SET TASKS ::
(1) List every firearm caliber or cartridge named in the Sig 239 forum thread.
(2) Answer these questions using the Sig 239 forum thread:
(a) In what year was the first poster's 239 made?
(b) What grips were on the two-tone 40 cal 239?
(c) Who sold Trooper Joe that two-tone 40 cal 239?
(3) Continue the Sig 239 forum thread from where it stops.

TEXT SHOWN ::
* Start *

# sig 239



## 9mmsig (Apr 6, 2010)

just got a 239,what do you think of thse..made in 1996 looks like new..ran box ammo no problems..got close to5 in it


----------



## Trooper Joe (Aug 4, 2009)

9mmsig said:


> just got a 239,what do you think of thse..made in 1996 looks like new..ran box ammo no problems..got close to5 in it


"9mmsig"

I also bought an almost new 9mm 239 last summer after a disastrous two months trying out another brand (won't mention the name since a lot of my buddies like this particular brand). The 239 fed flawlessly and was very accurate (like all my Sigs).

Several months ago, I bought another 239, this one a slightly used, two-tone, 40 cal with Hogue grips from a local LEO. I promptly called Sig and ordered the .357 Sig barrel and two .357 Mags (they are different for the single stack 239 models and are the same for the double stack Sigs).

Love the .357 Sig round in this gun.

* End *

(Items from a data source)

* Start *

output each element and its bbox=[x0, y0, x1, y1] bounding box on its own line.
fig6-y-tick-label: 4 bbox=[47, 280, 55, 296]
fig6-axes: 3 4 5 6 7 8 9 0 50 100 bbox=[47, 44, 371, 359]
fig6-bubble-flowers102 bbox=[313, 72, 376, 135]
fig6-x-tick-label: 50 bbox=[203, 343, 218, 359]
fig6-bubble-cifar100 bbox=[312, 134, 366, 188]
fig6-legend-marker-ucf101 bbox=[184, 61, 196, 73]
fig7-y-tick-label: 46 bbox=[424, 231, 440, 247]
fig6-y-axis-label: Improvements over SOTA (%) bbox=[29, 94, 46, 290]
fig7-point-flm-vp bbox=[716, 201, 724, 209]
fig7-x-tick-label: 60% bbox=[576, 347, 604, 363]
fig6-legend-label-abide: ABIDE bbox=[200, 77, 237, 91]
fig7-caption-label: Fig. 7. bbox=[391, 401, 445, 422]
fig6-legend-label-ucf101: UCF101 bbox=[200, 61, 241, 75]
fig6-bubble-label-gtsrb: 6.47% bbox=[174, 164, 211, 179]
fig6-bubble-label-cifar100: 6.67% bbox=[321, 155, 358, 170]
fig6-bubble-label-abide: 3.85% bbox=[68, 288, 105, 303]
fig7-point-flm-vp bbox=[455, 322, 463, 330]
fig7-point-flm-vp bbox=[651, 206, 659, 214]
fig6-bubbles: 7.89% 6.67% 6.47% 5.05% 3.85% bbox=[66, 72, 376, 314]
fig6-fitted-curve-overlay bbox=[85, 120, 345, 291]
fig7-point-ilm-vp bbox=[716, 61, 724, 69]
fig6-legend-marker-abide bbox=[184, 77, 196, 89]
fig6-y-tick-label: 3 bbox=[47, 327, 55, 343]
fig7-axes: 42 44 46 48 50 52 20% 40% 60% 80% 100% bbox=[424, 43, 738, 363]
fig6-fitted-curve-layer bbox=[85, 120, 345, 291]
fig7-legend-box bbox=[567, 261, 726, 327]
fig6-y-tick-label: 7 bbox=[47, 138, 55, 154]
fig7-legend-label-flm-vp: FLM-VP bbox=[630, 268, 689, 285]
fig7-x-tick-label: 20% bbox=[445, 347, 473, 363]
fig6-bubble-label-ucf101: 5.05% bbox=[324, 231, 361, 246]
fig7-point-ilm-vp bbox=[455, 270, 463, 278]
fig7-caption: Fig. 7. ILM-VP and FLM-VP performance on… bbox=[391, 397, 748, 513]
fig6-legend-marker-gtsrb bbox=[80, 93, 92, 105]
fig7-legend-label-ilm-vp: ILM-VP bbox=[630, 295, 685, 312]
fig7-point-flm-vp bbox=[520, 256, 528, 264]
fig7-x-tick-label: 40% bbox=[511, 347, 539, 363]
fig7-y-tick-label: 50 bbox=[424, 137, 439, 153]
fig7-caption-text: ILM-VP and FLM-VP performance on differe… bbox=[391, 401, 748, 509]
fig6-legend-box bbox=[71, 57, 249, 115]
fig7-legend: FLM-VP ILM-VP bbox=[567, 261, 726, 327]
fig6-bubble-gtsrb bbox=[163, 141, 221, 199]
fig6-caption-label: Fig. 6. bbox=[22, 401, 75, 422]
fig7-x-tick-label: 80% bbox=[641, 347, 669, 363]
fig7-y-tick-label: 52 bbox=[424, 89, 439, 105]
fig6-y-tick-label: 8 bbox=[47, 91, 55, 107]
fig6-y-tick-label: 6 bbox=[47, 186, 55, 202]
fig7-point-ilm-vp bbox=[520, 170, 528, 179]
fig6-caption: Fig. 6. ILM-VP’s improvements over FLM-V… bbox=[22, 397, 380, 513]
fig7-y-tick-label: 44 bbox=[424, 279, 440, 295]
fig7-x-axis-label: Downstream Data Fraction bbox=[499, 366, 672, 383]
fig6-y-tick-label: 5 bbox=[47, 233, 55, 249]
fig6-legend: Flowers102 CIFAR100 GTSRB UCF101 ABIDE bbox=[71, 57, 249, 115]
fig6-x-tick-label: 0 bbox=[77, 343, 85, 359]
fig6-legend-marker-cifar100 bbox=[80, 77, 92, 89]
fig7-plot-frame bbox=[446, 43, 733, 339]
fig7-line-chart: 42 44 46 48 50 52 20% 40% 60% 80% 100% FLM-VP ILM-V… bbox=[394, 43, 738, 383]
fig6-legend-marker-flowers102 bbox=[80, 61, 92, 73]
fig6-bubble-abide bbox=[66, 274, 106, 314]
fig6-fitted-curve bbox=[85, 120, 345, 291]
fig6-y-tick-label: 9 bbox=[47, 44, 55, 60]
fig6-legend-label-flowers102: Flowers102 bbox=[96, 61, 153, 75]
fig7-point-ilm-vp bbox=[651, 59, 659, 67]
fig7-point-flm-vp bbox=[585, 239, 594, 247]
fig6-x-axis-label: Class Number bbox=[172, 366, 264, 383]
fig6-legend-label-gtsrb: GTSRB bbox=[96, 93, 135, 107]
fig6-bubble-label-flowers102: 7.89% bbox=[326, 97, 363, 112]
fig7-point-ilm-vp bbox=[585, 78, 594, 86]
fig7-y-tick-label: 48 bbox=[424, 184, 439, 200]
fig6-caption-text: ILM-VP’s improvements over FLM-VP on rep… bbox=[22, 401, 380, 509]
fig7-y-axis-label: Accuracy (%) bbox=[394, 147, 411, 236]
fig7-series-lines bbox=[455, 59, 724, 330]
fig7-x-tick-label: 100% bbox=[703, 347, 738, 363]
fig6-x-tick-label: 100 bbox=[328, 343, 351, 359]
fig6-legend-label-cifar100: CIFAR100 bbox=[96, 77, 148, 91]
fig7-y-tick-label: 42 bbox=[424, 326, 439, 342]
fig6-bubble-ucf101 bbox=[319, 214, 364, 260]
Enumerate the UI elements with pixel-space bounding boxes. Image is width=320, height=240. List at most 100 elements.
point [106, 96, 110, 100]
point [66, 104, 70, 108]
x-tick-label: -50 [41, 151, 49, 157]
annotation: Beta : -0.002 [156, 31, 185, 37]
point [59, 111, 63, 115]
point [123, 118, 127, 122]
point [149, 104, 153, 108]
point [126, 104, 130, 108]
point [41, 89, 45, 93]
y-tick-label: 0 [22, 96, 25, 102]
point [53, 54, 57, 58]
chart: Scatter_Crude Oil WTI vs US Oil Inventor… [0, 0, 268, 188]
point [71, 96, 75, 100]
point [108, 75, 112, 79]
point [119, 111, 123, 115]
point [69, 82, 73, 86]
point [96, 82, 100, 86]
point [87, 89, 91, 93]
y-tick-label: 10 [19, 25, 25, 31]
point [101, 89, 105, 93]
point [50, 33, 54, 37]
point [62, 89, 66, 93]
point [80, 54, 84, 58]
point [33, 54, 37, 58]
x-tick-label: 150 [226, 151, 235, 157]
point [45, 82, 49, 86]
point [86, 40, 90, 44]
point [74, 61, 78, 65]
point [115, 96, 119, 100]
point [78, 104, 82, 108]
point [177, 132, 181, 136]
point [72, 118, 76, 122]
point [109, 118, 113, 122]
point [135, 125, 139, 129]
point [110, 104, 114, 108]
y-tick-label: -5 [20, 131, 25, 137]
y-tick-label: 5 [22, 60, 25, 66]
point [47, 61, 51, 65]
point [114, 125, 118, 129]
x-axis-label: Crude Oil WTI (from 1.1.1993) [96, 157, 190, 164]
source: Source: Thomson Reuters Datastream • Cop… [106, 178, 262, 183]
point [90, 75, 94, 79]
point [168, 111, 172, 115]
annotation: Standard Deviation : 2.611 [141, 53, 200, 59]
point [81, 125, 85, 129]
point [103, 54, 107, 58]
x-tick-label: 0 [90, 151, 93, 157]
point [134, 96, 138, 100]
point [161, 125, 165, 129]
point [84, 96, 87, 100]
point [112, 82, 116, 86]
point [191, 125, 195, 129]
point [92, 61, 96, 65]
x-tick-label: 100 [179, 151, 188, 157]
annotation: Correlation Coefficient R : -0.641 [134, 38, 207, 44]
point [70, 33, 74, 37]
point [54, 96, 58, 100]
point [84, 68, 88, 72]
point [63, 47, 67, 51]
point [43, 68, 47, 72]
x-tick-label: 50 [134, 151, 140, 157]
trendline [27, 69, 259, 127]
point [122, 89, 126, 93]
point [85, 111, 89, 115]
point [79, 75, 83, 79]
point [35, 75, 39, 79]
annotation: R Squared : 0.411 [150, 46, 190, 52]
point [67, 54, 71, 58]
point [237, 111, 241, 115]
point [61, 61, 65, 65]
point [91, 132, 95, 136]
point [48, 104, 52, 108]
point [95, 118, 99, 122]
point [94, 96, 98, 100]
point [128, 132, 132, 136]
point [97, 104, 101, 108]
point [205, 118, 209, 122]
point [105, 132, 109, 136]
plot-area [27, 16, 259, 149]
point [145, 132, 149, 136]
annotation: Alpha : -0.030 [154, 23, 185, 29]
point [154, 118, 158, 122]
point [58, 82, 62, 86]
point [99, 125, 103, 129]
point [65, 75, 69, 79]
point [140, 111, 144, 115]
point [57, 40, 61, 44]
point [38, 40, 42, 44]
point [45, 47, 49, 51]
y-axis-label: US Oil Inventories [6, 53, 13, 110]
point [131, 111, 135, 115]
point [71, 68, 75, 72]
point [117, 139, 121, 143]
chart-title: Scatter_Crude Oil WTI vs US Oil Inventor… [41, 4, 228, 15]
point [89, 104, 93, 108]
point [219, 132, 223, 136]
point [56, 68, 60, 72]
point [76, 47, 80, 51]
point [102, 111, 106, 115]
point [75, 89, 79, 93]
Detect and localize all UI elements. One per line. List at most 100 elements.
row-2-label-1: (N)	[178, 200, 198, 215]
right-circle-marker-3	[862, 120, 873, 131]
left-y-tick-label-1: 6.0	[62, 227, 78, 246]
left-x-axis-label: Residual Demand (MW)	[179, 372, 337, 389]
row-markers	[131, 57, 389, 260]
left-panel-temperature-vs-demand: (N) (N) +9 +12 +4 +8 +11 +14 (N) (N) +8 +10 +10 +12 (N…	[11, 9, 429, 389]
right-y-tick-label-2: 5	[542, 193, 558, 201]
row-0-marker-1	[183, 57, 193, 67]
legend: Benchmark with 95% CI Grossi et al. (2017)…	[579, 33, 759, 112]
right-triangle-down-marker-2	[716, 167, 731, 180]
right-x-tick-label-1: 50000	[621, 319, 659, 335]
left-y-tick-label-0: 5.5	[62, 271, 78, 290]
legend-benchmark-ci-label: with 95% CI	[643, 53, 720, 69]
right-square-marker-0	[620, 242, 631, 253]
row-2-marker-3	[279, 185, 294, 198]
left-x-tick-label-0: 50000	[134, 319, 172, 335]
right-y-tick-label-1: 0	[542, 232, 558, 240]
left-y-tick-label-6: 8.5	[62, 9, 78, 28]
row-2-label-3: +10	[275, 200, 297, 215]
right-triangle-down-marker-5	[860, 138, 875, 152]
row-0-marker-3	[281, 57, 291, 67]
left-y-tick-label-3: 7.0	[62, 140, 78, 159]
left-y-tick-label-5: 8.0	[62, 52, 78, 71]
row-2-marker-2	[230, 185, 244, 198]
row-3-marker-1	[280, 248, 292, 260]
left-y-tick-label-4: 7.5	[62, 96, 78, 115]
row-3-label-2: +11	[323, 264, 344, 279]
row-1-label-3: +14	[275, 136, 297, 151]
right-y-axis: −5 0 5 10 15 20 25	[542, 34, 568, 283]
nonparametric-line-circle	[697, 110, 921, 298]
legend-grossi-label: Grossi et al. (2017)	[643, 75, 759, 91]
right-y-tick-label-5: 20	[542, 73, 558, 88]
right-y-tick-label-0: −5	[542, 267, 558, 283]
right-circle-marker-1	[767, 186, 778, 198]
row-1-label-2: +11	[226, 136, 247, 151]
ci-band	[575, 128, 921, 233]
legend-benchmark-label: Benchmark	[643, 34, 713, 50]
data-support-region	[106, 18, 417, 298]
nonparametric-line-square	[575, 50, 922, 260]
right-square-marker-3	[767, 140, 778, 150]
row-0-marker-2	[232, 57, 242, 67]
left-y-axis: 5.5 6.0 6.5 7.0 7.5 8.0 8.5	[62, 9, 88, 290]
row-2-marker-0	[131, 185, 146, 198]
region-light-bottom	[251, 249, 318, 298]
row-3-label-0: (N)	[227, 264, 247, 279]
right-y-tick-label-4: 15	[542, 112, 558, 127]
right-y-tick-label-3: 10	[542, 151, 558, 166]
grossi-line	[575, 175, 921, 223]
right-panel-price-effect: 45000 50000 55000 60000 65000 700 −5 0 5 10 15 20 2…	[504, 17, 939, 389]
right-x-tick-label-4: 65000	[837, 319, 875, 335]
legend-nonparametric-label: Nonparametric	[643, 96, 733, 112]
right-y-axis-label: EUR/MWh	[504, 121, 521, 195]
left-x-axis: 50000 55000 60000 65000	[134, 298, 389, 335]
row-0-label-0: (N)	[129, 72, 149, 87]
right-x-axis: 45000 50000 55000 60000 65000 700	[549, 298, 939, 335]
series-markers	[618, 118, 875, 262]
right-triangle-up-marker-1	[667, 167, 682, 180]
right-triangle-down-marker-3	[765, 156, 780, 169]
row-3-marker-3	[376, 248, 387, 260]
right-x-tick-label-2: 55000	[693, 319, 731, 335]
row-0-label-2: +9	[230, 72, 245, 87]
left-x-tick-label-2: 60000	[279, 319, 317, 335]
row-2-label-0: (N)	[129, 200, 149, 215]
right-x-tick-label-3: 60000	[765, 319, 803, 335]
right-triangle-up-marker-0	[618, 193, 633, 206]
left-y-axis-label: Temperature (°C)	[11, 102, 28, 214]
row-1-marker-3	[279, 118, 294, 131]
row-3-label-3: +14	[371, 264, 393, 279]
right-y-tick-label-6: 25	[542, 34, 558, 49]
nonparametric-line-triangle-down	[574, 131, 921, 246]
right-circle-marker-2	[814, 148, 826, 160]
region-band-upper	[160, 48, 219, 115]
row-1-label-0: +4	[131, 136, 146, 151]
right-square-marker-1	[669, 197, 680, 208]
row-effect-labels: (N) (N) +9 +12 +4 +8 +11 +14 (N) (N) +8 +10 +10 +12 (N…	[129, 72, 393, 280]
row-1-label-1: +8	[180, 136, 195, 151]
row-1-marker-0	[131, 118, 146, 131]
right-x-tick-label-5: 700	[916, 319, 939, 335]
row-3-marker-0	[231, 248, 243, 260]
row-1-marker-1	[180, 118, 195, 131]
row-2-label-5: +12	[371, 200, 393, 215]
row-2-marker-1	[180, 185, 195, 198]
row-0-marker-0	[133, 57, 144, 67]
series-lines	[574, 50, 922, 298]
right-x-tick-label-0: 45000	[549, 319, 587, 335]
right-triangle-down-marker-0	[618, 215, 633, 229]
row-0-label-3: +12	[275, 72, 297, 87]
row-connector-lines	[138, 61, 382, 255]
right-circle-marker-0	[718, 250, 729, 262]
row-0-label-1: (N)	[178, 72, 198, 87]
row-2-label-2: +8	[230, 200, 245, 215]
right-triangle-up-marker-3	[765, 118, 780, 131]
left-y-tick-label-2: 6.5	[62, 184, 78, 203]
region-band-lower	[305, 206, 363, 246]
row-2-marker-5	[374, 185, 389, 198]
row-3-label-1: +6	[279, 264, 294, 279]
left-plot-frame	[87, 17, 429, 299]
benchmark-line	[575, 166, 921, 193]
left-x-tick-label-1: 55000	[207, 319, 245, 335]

* End *

SOLVED TASKS ::
(1)
9mm
40 cal
.357 Sig

(2)
(a) 1996
(b) Hogue grips
(c) A local LEO

(3)
One of my LEO retired friends, bought his first carry gun in 20 years (a nice compact Glock 40 cal). He really likes the Glock but when he handled my 239/.357 Sig, he said with a grin on his face, "Now that's a gun !!!".

I have several Glocks (19 and 36) and they are great guns. But I really like both my P239s because of what they are (classic, all metal, accurate, and a little heavier than my Glocks but that's what makes them elicit, "Now that's a gun") . 

Good luck with your 239 9mm--Great price also.

I know you will like it.

Trooper Joe


----------



## twodogs (Oct 15, 2007)

I just bought a 239 DAK in 40 cal. I am itching for it to arrive. I had a P6, and traded it away like an idiot. I have wanted a 239 for a LONG time. The timing was right & the price was decent. 

I am not really familiar with the 357 version. How substantial of a difference between the 40 & 357 as far as recoil, etc?


----------



## Trooper Joe (Aug 4, 2009)

*My 357 Sig experience*



twodogs said:


> I just bought a 239 DAK in 40 cal. I am itching for it to arrive. I had a P6, and traded it away like an idiot. I have wanted a 239 for a LONG time. The timing was right & the price was decent.
> 
> I am not really familiar with the 357 version. How substantial of a difference between the 40 & 357 as far as recoil, etc?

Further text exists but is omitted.